» Problem description
In the entries that follow, how many lines contain "lingkungan"? Answer with the number only.

» Stored records
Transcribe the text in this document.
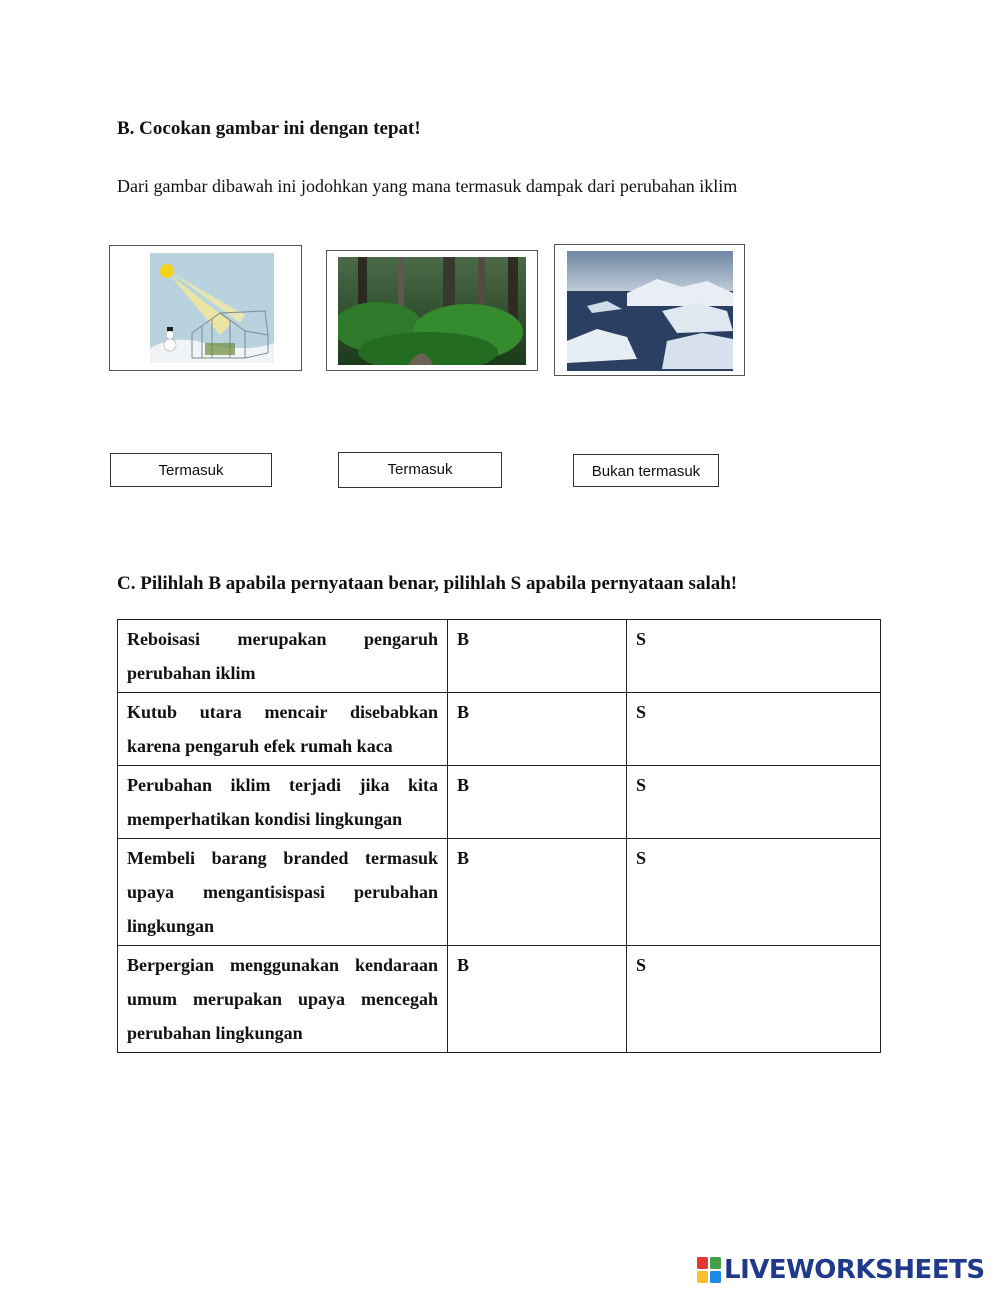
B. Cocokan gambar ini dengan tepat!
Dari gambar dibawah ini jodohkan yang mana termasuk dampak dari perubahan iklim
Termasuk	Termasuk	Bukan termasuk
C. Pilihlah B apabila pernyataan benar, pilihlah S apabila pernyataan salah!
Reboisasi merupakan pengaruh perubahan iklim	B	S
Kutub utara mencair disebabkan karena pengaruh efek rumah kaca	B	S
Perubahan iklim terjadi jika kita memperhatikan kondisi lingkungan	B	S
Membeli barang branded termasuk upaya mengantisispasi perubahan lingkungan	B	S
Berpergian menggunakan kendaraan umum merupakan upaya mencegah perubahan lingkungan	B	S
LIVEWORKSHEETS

---

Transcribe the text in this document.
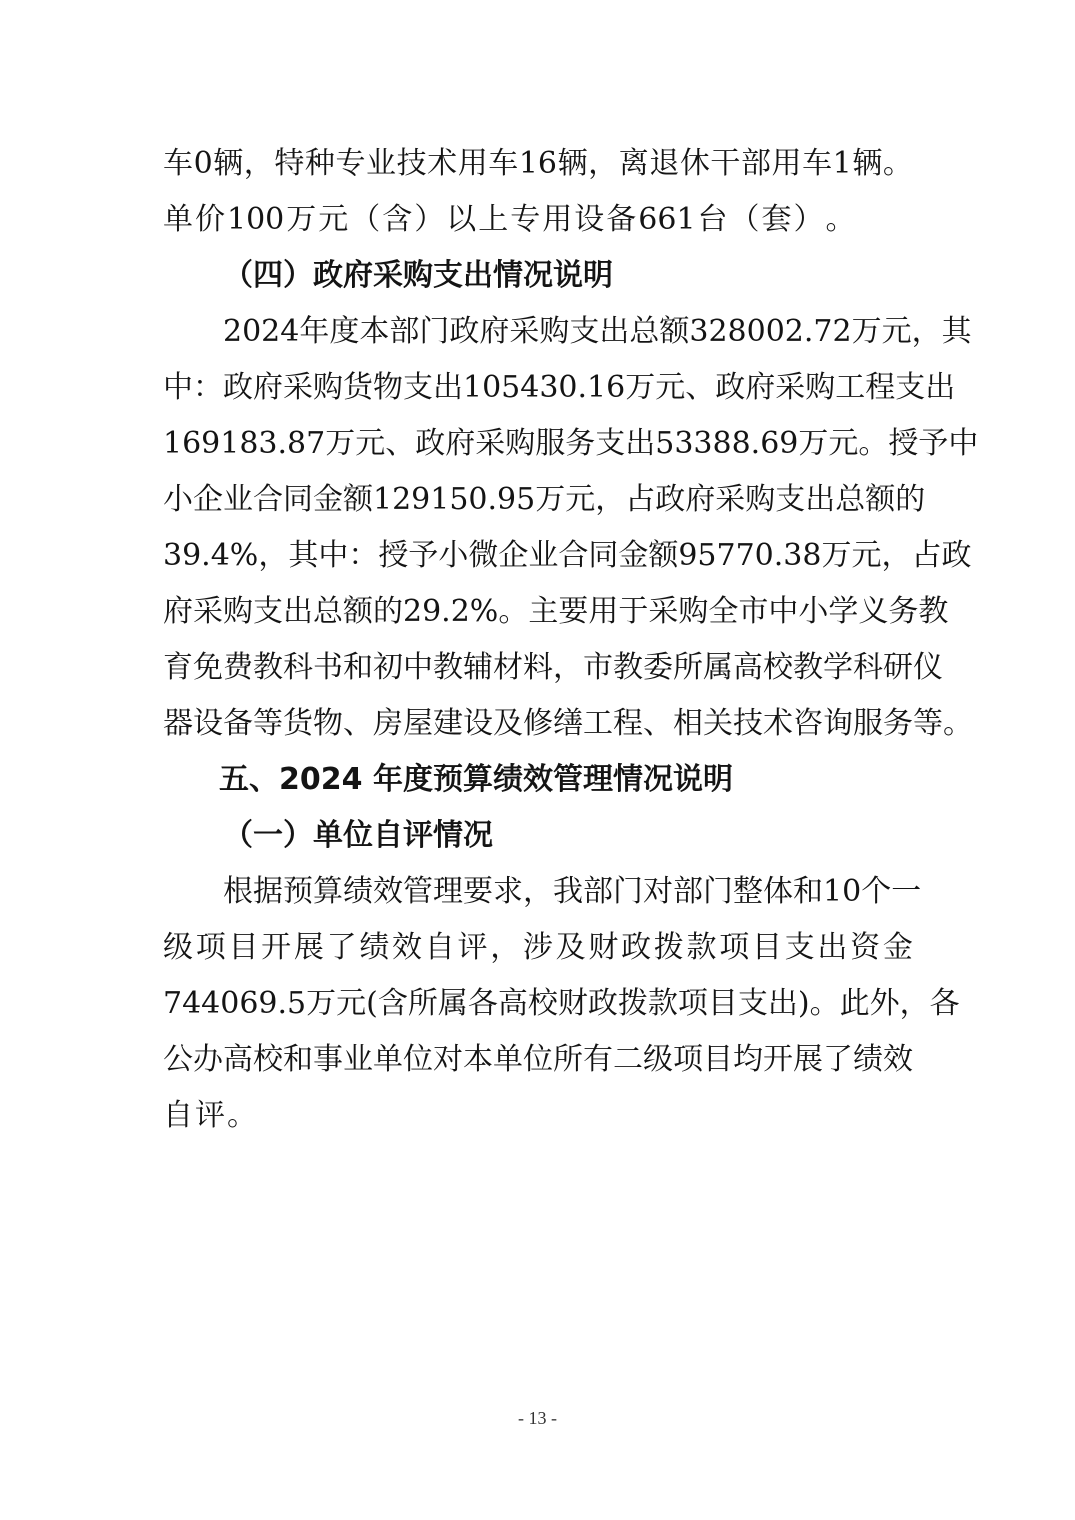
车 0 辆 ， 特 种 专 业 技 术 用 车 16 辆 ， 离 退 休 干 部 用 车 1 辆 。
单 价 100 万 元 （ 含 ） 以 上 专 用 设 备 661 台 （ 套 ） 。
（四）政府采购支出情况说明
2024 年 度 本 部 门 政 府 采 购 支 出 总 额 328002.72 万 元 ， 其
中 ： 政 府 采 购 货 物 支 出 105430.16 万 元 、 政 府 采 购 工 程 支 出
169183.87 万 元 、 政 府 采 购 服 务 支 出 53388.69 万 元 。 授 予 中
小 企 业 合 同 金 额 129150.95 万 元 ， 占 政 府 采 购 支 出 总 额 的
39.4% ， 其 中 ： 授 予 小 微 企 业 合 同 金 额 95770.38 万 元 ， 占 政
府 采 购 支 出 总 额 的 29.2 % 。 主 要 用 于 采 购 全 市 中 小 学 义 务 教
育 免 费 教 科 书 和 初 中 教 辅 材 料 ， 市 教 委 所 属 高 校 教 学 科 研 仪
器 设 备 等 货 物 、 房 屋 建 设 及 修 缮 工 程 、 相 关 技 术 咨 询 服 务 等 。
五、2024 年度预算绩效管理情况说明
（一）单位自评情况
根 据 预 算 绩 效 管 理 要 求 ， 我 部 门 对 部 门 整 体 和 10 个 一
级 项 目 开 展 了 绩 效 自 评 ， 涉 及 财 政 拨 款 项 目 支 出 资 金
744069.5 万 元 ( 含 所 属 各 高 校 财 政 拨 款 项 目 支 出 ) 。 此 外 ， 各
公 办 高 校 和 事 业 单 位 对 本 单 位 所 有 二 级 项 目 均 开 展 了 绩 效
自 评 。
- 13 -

---

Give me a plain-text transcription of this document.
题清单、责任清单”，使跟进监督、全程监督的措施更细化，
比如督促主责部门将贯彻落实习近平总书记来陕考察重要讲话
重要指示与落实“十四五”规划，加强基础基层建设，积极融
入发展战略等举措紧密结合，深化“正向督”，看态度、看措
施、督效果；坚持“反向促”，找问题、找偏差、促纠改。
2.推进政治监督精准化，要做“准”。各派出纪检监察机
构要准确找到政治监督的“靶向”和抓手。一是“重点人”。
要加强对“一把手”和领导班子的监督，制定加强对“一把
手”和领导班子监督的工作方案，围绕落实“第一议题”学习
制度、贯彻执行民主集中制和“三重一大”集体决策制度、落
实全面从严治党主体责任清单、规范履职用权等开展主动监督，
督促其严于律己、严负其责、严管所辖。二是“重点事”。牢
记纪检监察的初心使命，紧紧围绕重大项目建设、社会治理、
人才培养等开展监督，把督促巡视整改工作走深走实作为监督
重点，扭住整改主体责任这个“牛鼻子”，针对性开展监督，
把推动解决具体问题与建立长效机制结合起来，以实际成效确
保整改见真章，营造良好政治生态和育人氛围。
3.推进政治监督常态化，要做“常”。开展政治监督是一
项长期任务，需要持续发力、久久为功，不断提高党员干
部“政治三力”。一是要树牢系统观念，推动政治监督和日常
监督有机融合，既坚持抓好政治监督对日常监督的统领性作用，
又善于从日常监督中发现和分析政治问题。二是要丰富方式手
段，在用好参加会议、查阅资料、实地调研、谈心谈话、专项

» Response to the task
3